(SUPPLIED TEXT):
======


  1. The tribal form focuses on interaction, the realm of tactics.

  1. The institutional form focuses on control, the realm of strategy.

  1. The market form focuses on dividing power, the realm of politics.

  1. The network form focuses on prioritizing purpose, the realm of culture.

  1. From time to time, certain tribes win control over power through the market and congeal along a network of similar purpose into institutions.

  1. A new institution is a particular reconciliation of power, control, and purpose based on a particular shared strategic equilibrium.

  1. Strategy is a sort of institution-wide coup d’oeil, a largely tacit, largely contingent, and somewhat explicit orientation. When a strategy is in equilibrium, it’s been called a political formula, asabiyah, paradigm, stimergyZeitgeist, a myth, or creed.

  1. An institution deals with other social forms outside in the market and along the network and with the tribal, market, and networked centers of gravity within it.

  1. Social forms within an institution become different, now co centers of gravity.

  1. Actual interaction with external or internal social forms happens on a tribal and tactical scale.

  1. Friction builds within an institution as internal centers of gravity shift between the competing pull of the tacit, contingent, and the correlation of power with external social forms shifts.

======

(LISTED ENTRIES):
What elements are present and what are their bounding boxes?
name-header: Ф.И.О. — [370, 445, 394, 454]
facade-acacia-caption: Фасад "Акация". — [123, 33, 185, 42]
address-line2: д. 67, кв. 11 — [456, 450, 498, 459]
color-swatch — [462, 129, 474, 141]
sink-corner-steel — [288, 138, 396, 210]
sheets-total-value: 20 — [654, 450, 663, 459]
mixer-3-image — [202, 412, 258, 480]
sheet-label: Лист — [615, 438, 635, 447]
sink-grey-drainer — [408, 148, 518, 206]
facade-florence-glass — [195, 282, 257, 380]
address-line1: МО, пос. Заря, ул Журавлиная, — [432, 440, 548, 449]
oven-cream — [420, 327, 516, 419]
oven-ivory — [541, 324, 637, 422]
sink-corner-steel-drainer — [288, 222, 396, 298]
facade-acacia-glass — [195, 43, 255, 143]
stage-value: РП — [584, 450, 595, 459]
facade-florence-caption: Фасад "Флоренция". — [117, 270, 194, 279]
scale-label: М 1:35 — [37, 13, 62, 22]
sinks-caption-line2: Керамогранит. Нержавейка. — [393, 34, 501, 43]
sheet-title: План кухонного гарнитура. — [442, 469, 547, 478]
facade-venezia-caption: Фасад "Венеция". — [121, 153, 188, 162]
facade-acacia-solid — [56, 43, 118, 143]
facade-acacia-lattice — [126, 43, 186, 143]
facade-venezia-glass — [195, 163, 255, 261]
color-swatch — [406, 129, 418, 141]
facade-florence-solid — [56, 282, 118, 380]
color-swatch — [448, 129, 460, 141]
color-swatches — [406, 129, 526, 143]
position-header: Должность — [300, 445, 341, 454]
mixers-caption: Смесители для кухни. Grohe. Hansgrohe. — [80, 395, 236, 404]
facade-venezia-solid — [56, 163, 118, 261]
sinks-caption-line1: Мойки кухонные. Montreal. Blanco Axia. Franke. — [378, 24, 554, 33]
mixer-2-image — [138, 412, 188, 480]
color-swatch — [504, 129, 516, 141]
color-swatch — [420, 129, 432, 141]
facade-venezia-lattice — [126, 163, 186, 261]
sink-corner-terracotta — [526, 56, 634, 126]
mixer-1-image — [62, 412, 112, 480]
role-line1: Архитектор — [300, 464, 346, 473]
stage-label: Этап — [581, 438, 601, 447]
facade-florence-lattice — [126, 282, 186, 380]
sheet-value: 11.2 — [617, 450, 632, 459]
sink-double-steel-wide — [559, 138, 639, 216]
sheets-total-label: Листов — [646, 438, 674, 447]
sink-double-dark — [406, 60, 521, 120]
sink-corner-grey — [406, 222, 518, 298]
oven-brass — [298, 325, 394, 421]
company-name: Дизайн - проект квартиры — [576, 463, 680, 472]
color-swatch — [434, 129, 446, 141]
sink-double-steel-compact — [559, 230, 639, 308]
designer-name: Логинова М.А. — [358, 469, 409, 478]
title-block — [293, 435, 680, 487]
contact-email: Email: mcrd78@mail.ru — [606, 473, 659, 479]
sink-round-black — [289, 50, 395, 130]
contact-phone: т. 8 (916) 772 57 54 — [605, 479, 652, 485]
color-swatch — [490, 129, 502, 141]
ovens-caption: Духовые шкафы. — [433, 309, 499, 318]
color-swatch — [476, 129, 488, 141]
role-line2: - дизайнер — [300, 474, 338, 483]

======

(TASK REQUIREMENTS):
[A] Answer from the text on social forms:
(i) What does the market form focus on, and which realm is it tied to?
(ii) Which form focuses on prioritizing purpose?
(iii) At what scale does actual interaction with external or internal social forms happen?
[B] Carry on the text on social forms from its last statement.
The records are drawn from a different source than the text.

(RESPONSES BY TASK):
[A]
(i) Dividing power; the realm of politics.
(ii) The network form.
(iii) On a tribal and tactical scale.

[B]
  1. An institution’s path from power to control to purpose shifts from the efficient tacit path to the less efficient explicit path.

  1. In response to friction, institutional centers of gravity shift from an institutional strategic orientation to tribal tactical decision-making.

  1. Friction drive internal centers of gravity toward making what started as strategic and tacit ever more tactical and explicit.

  1. This effort reinforces the more visible tactical manifestations of the original strategy and not those less visible parts of the strategy that past institutional success was actually built upon.

  1. Driving the tacit into the explicit generates even more friction by increasing institutional complexity.

  1. Increasingly explicit decision-making imposes more strain on the information processing capacity of an institution compared to the original, and more efficient, tacit orientation, consuming more and more institutional power.

  1. The original institutional strategy reaches its culminating point and begins breaking down.

  1. The response to tacit strategy breaking down: more explicit tribal tactical decision-making.

  1. Diminishing returns on the original strategic tacit orientation set in. The easy becomes more difficult. More power is consumed for less return.

  1. Complexity and friction become overwhelming. The recommended cure: more explicit tactical decision-making.

  1. Strategic inertia sets in since the negative object of defense is stronger than the positive object of offense.

  1. Tribes begin to opt out of the increasingly burdensome institution, seeking mental relief from the mental effort of the explicit by reverting to a simpler tribal form.

  1. Entropy grows as crisis destroys the last embers of the original tacit strategic equilibrium.

  1. An institution ultimately breaks down into competing and unharmonious explicit tribal centers of gravity where once there was a cooperative and harmonious single institutional center of gravity.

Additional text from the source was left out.